→ **What you are asked to do**
Print all entries word for word.

Items listed in a dataset:
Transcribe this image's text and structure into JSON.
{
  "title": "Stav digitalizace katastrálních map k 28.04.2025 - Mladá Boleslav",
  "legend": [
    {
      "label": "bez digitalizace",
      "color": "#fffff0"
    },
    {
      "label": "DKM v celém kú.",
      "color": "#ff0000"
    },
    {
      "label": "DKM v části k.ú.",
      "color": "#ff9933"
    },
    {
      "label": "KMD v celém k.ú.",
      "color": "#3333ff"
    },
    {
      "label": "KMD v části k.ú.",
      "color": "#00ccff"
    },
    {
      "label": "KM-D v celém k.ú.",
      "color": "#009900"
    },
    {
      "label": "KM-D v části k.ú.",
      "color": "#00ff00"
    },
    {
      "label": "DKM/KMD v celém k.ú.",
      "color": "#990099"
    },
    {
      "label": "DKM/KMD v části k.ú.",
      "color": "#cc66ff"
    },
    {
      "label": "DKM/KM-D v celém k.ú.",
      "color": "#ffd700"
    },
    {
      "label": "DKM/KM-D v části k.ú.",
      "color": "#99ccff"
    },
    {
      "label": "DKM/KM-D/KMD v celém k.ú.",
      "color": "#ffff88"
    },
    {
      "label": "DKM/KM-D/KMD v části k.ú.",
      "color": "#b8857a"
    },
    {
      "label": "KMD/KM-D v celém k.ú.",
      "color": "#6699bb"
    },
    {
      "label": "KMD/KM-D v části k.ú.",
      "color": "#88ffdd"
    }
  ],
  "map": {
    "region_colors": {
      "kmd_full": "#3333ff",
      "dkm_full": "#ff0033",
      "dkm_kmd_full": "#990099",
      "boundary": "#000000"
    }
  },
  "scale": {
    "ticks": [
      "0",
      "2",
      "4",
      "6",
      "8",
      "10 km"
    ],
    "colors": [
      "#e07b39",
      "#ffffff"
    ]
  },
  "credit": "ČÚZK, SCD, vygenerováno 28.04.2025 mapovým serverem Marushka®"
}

→ **The completed task**
Transcribe this image's text and structure into JSON.
{
  "title": "Stav digitalizace katastrálních map k 28.04.2025 - Mladá Boleslav",
  "legend": [
    {
      "label": "bez digitalizace",
      "color": "#fffff0"
    },
    {
      "label": "DKM v celém kú.",
      "color": "#ff0000"
    },
    {
      "label": "DKM v části k.ú.",
      "color": "#ff9933"
    },
    {
      "label": "KMD v celém k.ú.",
      "color": "#3333ff"
    },
    {
      "label": "KMD v části k.ú.",
      "color": "#00ccff"
    },
    {
      "label": "KM-D v celém k.ú.",
      "color": "#009900"
    },
    {
      "label": "KM-D v části k.ú.",
      "color": "#00ff00"
    },
    {
      "label": "DKM/KMD v celém k.ú.",
      "color": "#990099"
    },
    {
      "label": "DKM/KMD v části k.ú.",
      "color": "#cc66ff"
    },
    {
      "label": "DKM/KM-D v celém k.ú.",
      "color": "#ffd700"
    },
    {
      "label": "DKM/KM-D v části k.ú.",
      "color": "#99ccff"
    },
    {
      "label": "DKM/KM-D/KMD v celém k.ú.",
      "color": "#ffff88"
    },
    {
      "label": "DKM/KM-D/KMD v části k.ú.",
      "color": "#b8857a"
    },
    {
      "label": "KMD/KM-D v celém k.ú.",
      "color": "#6699bb"
    },
    {
      "label": "KMD/KM-D v části k.ú.",
      "color": "#88ffdd"
    }
  ],
  "map": {
    "region_colors": {
      "kmd_full": "#3333ff",
      "dkm_full": "#ff0033",
      "dkm_kmd_full": "#990099",
      "boundary": "#000000"
    }
  },
  "scale": {
    "ticks": [
      "0",
      "2",
      "4",
      "6",
      "8",
      "10 km"
    ],
    "colors": [
      "#e07b39",
      "#ffffff"
    ]
  },
  "credit": "ČÚZK, SCD, vygenerováno 28.04.2025 mapovým serverem Marushka®"
}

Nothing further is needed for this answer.